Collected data
┄┄┄┄┄┄┄┄┄┄

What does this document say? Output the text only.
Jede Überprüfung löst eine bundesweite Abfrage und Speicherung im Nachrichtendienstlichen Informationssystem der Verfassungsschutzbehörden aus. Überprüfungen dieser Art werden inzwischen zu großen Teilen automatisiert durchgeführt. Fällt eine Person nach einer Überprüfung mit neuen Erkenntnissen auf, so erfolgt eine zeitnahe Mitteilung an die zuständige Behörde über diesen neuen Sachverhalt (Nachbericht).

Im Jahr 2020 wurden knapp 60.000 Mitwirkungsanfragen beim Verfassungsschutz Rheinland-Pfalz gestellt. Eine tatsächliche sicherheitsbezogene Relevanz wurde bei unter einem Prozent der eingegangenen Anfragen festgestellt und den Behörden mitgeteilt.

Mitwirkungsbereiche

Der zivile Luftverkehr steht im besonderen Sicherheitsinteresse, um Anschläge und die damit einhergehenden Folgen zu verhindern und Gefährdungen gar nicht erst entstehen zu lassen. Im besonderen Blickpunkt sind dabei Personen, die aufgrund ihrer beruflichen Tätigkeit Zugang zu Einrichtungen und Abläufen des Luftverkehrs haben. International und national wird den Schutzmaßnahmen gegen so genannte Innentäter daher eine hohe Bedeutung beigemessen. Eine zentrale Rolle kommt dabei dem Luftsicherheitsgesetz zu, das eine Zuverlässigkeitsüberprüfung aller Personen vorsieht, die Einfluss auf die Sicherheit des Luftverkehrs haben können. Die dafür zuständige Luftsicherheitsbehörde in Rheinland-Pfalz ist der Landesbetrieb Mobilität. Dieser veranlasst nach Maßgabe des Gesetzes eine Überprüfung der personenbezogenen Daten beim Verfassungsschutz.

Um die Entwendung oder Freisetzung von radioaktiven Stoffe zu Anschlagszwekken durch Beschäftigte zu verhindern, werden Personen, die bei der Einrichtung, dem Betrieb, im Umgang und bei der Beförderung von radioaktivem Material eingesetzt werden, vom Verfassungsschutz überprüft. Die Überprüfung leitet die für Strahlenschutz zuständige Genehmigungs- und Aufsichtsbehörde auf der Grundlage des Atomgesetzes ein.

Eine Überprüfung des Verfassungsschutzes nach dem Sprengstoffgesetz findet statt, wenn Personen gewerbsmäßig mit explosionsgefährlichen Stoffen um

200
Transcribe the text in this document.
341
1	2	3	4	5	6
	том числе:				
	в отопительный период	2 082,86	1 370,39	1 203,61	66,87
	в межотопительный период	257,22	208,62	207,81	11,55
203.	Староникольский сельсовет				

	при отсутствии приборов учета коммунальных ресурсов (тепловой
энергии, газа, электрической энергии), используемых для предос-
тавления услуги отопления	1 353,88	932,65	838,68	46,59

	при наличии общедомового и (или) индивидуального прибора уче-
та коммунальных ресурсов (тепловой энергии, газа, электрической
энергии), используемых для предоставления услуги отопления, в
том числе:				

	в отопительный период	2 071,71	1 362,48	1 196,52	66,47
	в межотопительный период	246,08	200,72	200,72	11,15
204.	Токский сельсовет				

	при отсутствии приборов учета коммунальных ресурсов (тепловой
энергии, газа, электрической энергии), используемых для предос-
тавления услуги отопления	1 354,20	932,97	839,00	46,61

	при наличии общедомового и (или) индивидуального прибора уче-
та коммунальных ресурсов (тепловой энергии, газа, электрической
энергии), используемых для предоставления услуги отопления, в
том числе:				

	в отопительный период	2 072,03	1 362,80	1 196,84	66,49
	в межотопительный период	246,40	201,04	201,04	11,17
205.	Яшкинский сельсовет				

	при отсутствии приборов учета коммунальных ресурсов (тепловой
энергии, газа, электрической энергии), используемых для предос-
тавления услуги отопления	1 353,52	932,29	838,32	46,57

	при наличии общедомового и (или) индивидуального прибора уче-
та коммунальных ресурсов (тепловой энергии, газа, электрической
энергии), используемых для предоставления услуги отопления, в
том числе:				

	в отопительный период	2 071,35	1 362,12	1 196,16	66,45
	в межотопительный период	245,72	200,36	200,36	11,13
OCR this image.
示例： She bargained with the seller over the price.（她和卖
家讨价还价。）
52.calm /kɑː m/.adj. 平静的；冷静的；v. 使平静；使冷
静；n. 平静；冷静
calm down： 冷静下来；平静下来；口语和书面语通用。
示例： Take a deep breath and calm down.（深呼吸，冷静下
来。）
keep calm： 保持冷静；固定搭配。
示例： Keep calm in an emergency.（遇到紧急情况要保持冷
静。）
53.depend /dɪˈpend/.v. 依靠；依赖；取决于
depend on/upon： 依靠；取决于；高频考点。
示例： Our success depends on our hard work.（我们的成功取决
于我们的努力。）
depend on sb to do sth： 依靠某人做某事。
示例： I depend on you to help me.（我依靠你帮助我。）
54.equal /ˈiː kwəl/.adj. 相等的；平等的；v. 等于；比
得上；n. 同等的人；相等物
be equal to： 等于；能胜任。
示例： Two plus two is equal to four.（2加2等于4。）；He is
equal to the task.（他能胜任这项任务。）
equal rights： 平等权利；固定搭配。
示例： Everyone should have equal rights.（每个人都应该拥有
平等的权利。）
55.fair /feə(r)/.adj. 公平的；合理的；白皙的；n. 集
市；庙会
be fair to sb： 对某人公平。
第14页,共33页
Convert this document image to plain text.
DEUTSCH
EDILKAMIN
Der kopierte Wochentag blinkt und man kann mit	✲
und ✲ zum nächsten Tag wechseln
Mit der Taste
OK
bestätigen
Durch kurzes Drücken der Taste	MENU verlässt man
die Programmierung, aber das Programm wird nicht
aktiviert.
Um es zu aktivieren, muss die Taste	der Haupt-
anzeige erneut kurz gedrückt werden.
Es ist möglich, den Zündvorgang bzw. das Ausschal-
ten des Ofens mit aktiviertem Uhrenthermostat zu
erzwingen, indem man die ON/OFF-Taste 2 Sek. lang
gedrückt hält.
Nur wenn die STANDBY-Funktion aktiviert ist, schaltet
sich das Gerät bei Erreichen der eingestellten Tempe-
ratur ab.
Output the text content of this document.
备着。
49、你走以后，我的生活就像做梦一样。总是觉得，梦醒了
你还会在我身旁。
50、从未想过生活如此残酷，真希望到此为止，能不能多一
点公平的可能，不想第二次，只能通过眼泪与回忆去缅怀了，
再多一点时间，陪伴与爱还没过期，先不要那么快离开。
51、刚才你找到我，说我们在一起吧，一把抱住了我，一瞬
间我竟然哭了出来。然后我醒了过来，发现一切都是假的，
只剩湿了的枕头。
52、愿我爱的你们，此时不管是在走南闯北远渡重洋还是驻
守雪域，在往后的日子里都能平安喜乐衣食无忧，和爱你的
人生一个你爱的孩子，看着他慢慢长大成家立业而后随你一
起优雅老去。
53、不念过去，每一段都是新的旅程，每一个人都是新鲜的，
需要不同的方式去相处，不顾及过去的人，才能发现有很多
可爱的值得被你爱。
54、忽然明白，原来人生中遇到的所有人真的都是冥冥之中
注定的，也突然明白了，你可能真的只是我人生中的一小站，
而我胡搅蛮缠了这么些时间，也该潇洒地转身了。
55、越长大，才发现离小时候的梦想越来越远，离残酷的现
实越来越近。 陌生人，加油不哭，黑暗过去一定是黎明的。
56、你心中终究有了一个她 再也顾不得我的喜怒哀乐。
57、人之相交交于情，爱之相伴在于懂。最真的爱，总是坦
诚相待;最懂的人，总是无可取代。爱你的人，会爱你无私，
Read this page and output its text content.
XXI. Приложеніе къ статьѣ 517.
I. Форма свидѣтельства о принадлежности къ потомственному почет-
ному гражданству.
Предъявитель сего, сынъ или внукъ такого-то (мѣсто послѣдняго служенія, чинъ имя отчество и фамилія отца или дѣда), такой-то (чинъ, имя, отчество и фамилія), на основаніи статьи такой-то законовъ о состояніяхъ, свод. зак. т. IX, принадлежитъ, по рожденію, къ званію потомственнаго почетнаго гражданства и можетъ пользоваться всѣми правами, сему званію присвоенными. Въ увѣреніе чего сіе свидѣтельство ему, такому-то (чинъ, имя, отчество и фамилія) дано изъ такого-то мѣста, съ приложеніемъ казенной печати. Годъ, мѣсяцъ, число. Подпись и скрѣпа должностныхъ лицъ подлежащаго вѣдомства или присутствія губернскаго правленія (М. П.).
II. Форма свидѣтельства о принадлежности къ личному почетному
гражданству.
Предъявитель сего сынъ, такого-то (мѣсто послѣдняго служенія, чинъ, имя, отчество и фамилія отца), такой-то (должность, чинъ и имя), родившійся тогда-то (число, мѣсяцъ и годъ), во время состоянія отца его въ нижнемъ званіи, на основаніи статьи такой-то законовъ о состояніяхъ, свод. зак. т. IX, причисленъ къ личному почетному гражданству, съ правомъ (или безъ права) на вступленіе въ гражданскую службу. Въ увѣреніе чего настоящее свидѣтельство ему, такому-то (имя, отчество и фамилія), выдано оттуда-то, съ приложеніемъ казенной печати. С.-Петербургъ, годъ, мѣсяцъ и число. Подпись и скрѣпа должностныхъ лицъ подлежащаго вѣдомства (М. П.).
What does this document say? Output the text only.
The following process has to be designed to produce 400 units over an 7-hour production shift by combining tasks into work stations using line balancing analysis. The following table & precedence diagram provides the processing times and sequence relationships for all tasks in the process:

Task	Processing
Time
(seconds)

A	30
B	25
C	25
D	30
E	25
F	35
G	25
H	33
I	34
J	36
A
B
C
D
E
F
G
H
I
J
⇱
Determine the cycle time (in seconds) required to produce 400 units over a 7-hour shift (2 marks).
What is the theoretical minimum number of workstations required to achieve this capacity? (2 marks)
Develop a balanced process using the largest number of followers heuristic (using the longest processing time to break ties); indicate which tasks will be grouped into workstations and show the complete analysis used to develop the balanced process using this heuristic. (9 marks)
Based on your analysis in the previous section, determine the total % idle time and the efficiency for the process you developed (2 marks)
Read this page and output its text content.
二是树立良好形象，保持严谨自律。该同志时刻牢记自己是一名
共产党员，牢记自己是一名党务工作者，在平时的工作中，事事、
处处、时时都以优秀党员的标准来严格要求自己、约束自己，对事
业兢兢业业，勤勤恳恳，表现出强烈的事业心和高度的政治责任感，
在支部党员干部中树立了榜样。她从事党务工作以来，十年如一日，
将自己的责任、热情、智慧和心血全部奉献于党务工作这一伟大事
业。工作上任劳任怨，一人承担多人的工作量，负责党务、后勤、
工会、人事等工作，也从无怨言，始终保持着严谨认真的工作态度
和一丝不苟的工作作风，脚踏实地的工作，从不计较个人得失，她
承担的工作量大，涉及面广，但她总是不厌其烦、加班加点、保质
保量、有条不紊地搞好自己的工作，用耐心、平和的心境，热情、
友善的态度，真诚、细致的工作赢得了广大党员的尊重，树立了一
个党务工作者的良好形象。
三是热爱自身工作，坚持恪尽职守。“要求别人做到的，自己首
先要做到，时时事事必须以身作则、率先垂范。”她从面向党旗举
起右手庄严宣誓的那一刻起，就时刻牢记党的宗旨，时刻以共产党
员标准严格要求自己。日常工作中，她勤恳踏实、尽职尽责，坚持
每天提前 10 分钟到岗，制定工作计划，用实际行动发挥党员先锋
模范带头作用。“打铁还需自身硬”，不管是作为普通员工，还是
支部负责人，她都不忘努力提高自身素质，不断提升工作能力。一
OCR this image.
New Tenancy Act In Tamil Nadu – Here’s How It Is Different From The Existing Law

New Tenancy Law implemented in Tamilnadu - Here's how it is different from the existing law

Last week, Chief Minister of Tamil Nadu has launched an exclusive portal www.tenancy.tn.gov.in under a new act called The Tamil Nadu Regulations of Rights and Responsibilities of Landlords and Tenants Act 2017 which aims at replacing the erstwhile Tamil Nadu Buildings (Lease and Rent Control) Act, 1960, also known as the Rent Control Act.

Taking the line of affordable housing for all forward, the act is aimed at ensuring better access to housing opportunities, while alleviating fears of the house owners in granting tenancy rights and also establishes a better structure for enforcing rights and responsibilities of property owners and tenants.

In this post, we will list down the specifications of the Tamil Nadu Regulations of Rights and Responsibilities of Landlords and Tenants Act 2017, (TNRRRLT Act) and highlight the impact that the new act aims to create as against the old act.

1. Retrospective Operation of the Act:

┄┄┄┄┄┄┄┄┄┄

▶ **INSTRUCTIONS FOR THE TASK**
Show every line that contains the word "fair".

▶ **IN RESPONSE**
55.fair /feə(r)/.adj. 公平的；合理的；白皙的；n. 集
be fair to sb： 对某人公平。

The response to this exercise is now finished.